Read the records and gather each line that includes "their".

■ ■ ■

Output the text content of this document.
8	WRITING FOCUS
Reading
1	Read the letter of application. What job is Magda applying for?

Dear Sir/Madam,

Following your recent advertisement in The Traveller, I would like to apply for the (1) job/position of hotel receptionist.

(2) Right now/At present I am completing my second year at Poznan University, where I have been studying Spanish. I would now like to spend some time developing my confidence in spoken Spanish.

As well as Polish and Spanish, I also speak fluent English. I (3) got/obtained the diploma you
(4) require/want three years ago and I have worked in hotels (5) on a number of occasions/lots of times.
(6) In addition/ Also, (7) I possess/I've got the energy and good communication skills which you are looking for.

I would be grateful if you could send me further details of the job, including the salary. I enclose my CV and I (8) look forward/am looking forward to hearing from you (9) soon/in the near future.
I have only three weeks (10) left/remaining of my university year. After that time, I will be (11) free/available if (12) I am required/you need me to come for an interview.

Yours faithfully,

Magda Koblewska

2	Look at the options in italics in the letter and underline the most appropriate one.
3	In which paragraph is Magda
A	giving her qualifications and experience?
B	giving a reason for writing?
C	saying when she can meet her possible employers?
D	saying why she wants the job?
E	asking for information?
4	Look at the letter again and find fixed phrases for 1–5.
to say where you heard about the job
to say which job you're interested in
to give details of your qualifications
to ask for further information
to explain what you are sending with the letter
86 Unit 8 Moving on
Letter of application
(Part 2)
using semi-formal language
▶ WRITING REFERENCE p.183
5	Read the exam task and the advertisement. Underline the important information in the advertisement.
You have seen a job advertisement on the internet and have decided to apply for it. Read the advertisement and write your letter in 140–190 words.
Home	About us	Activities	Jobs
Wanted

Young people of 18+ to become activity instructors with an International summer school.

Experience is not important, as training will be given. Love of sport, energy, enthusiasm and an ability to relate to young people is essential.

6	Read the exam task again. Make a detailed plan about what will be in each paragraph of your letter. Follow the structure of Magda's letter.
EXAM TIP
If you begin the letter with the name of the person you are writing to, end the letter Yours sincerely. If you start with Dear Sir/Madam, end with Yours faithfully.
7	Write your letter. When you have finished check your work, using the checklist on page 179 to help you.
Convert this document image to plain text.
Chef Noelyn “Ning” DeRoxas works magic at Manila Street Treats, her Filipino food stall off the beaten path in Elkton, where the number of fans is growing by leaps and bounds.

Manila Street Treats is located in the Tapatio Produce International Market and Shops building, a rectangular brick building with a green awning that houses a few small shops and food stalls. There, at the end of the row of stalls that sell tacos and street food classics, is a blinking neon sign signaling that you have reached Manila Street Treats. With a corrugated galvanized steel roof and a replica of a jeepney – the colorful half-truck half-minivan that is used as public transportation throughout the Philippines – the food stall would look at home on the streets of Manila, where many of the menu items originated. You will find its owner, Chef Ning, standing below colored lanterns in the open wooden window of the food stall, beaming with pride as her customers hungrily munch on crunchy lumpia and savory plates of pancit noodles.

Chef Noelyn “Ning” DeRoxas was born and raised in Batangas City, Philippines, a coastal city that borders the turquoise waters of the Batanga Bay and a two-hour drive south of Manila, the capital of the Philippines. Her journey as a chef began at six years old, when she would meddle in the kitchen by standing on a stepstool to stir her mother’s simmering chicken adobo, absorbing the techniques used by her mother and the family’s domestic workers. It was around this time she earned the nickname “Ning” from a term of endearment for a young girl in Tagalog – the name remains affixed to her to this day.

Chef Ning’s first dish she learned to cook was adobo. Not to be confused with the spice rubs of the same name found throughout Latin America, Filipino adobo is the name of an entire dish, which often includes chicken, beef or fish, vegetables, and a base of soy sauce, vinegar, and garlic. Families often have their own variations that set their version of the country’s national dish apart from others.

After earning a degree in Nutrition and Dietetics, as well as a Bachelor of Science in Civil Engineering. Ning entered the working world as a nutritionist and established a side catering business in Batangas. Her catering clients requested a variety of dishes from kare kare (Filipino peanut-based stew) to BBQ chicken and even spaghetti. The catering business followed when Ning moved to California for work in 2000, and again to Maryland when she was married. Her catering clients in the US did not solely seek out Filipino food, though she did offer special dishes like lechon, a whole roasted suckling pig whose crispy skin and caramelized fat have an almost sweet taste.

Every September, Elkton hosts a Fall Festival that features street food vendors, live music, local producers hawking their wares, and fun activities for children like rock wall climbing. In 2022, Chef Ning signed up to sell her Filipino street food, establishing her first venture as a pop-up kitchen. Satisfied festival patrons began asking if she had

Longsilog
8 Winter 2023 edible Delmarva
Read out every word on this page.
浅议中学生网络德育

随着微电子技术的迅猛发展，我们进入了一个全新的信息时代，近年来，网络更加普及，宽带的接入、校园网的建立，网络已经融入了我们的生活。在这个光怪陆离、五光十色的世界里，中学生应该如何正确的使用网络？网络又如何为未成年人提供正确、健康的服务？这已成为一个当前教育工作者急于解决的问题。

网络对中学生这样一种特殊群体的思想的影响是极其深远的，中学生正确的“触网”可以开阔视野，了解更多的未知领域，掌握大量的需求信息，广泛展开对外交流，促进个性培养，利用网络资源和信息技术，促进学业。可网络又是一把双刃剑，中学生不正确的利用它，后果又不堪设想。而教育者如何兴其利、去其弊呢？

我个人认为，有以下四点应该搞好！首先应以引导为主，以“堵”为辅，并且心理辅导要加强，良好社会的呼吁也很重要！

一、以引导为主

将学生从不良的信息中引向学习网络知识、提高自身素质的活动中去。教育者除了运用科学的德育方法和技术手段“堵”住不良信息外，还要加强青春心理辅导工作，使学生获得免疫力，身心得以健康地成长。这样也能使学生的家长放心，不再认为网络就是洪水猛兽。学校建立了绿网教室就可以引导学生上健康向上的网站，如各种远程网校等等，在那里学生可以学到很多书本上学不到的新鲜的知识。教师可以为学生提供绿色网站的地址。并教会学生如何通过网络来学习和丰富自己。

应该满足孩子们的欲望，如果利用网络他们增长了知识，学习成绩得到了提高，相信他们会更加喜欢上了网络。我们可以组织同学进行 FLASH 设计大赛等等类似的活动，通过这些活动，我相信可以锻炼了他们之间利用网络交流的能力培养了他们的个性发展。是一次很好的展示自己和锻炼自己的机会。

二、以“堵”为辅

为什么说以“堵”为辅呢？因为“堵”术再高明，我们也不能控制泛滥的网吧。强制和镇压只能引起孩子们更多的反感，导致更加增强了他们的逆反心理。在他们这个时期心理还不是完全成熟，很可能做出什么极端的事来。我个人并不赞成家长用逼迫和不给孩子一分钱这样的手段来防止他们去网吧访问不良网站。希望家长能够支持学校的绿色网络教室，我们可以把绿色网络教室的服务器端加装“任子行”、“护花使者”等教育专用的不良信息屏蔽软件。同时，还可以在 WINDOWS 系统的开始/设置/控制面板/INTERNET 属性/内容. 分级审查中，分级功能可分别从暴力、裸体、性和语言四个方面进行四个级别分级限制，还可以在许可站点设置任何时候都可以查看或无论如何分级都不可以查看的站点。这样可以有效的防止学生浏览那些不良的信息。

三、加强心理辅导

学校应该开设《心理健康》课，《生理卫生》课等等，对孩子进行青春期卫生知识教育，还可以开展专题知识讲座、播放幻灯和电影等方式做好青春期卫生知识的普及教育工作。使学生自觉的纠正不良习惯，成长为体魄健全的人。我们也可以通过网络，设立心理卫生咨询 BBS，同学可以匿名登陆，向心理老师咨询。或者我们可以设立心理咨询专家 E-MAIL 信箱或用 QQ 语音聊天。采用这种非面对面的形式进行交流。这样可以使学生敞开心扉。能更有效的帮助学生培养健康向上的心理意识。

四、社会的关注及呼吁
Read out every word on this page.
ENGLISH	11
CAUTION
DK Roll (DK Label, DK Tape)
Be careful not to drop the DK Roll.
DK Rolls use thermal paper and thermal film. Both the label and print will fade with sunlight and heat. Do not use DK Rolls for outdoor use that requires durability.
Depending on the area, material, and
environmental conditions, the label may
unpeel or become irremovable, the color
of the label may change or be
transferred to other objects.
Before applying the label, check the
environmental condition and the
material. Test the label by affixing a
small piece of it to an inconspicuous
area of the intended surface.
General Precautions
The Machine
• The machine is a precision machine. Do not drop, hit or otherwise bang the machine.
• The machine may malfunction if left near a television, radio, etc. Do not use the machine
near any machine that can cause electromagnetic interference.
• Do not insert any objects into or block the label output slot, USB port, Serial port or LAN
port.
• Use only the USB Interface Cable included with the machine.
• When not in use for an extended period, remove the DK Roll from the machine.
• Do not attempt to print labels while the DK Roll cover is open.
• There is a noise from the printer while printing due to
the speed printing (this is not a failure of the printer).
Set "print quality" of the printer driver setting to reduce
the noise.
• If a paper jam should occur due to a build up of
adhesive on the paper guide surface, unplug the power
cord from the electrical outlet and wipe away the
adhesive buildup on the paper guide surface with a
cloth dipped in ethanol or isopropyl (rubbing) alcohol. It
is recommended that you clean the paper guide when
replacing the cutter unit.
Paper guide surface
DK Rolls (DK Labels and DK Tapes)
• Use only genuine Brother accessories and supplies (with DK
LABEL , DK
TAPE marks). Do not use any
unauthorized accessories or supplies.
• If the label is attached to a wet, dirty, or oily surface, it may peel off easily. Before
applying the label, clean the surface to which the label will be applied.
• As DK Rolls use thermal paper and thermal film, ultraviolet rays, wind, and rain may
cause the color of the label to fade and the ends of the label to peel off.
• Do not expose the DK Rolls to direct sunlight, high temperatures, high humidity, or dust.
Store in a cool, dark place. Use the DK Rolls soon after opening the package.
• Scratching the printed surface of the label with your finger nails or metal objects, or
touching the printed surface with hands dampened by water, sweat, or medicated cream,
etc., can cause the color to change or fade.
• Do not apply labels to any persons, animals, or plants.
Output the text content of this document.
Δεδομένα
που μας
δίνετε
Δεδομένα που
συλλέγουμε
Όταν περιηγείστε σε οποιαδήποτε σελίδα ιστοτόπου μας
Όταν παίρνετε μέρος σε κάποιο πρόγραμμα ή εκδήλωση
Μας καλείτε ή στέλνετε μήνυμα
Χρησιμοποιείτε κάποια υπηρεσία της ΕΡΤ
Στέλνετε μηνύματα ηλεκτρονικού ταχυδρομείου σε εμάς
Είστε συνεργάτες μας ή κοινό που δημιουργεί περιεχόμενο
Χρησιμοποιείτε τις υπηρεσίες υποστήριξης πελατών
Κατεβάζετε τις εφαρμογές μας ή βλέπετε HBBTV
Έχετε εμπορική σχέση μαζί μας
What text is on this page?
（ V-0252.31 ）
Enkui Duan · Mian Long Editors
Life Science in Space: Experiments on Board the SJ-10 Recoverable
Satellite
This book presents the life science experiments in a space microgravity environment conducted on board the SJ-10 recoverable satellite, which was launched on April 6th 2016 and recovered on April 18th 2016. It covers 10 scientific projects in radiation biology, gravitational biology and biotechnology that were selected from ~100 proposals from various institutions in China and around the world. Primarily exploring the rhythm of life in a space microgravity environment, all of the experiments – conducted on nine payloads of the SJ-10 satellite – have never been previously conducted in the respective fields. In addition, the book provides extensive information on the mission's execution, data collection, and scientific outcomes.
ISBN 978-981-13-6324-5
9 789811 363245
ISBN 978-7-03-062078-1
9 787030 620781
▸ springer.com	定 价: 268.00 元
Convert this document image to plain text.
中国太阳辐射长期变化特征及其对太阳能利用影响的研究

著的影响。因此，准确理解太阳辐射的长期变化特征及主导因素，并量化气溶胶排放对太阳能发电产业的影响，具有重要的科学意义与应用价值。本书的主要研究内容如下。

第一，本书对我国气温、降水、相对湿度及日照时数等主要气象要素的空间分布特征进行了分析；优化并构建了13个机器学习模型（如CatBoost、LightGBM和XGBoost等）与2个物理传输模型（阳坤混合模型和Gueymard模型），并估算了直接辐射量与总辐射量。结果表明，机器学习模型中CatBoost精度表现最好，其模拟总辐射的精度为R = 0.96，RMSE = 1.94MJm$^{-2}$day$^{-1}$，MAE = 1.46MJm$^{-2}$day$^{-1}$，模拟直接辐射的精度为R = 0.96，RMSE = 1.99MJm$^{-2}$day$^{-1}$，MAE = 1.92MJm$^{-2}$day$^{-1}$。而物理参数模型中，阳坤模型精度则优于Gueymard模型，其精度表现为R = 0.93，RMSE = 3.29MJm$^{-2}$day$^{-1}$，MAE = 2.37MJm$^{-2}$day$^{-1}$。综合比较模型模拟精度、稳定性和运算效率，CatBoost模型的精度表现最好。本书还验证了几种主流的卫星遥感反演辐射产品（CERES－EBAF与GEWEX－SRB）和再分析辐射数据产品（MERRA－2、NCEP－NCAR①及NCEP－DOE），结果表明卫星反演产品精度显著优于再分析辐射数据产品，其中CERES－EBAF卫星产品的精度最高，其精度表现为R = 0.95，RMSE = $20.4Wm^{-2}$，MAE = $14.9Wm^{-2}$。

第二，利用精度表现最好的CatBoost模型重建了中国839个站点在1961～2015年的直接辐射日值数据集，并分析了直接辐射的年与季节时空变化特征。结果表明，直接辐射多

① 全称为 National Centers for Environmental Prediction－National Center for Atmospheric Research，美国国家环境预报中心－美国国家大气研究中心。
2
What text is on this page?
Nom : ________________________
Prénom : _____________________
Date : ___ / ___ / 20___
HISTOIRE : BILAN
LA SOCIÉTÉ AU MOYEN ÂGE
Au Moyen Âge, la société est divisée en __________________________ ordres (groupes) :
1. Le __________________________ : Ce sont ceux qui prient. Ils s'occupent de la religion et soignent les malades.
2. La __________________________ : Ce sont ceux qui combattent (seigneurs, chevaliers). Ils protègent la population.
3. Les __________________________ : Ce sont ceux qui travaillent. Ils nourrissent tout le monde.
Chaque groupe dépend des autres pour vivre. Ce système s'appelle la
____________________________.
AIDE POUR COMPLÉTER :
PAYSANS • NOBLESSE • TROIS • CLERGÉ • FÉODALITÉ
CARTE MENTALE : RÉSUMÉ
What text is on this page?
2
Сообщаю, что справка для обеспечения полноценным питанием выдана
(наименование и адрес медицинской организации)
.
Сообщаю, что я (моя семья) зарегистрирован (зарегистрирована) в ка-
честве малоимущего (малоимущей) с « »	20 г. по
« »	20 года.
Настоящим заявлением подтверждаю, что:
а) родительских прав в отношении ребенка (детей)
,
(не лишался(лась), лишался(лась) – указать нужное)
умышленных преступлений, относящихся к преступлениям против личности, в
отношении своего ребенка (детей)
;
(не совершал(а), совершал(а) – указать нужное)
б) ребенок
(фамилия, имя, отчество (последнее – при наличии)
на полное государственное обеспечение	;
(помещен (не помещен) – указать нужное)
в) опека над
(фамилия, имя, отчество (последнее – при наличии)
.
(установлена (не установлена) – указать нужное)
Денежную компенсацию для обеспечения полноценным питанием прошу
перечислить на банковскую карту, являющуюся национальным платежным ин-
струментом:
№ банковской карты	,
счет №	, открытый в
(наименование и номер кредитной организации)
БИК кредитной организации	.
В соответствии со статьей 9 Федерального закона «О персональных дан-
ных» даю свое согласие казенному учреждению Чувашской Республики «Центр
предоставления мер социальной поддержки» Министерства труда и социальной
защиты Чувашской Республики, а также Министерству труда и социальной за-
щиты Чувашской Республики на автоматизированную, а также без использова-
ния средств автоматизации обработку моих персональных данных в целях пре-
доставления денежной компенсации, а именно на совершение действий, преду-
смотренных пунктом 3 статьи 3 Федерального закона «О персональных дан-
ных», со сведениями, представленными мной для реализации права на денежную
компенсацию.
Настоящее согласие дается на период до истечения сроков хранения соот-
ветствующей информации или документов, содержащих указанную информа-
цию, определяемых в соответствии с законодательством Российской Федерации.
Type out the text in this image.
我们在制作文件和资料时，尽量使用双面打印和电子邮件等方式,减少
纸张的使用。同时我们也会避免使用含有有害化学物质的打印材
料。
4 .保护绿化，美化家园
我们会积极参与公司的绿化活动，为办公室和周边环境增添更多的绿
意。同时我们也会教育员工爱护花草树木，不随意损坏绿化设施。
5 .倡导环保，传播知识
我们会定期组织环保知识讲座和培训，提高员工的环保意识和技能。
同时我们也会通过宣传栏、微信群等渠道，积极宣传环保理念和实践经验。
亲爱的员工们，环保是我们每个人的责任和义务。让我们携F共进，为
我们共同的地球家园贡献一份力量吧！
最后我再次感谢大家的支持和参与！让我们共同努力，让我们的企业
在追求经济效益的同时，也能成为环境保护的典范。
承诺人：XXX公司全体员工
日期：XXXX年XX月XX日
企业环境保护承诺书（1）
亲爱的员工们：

■ ■ ■

* Final result
Chef Ning’s first dish she learned to cook was adobo. Not to be confused with the spice rubs of the same name found throughout Latin America, Filipino adobo is the name of an entire dish, which often includes chicken, beef or fish, vegetables, and a base of soy sauce, vinegar, and garlic. Families often have their own variations that set their version of the country’s national dish apart from others.
Every September, Elkton hosts a Fall Festival that features street food vendors, live music, local producers hawking their wares, and fun activities for children like rock wall climbing. In 2022, Chef Ning signed up to sell her Filipino street food, establishing her first venture as a pop-up kitchen. Satisfied festival patrons began asking if she had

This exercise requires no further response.